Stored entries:

_____

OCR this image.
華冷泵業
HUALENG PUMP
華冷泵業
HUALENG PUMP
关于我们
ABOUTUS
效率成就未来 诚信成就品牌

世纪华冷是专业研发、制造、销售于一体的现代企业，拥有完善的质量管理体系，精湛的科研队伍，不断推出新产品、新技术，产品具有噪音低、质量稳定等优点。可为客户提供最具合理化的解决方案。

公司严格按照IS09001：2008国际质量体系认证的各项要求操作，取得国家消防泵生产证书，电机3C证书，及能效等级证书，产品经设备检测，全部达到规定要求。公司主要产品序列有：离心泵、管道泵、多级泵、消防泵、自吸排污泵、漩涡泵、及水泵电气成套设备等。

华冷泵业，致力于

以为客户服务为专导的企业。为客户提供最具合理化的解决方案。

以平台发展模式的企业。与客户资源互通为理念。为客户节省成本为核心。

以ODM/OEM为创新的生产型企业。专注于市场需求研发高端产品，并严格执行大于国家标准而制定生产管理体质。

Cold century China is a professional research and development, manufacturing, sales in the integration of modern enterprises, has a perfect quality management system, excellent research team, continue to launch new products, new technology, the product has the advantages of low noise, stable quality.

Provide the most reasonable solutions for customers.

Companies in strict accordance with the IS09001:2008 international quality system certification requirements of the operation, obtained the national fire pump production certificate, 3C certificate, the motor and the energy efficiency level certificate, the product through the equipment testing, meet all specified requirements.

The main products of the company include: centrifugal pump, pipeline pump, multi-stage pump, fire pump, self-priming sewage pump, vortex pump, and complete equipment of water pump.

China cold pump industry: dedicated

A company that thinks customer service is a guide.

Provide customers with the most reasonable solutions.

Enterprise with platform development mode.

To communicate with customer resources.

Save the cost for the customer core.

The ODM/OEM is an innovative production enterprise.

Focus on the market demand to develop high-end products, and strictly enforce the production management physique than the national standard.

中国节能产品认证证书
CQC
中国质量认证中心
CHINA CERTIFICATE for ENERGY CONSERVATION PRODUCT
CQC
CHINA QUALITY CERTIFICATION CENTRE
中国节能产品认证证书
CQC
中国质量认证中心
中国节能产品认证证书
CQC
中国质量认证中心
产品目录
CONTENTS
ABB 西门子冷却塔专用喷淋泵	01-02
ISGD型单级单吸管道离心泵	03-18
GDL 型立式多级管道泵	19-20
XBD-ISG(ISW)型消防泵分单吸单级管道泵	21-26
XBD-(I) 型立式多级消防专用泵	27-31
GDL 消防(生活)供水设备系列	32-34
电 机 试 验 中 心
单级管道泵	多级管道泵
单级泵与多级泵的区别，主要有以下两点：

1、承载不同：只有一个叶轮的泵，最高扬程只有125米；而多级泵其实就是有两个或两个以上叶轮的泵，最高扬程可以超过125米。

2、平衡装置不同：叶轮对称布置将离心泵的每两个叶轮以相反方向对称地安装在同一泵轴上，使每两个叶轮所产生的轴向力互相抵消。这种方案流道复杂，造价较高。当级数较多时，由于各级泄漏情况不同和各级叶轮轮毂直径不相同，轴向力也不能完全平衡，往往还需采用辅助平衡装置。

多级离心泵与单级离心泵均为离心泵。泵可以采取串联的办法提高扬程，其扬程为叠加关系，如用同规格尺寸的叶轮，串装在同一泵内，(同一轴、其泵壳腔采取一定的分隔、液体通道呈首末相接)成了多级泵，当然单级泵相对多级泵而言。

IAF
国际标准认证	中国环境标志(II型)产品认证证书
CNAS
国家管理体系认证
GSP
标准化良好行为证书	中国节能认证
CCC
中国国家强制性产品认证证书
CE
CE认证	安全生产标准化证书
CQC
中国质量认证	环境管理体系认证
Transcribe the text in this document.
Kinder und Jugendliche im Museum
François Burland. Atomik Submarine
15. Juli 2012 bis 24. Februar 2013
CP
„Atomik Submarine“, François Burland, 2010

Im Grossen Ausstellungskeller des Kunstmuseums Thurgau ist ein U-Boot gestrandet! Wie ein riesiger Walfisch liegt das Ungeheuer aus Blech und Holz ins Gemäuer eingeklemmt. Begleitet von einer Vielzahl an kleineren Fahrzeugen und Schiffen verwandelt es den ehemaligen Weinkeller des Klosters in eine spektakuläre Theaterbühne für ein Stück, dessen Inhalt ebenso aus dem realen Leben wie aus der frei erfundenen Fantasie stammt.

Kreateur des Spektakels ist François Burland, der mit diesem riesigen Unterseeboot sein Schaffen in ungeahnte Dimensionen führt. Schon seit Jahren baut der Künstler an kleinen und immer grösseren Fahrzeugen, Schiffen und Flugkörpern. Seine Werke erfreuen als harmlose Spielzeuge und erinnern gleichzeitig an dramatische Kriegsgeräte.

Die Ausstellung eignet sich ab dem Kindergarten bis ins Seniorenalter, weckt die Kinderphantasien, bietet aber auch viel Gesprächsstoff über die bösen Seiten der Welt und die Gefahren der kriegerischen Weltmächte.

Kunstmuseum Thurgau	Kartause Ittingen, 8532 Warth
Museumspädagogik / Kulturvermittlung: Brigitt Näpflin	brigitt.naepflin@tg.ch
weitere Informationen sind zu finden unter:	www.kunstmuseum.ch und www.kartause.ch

_____

> Problem requirements: Pull out all lines from the entries above in which the word "most" appears.

> Solution for this problem:
Provide the most reasonable solutions for customers.
Provide customers with the most reasonable solutions.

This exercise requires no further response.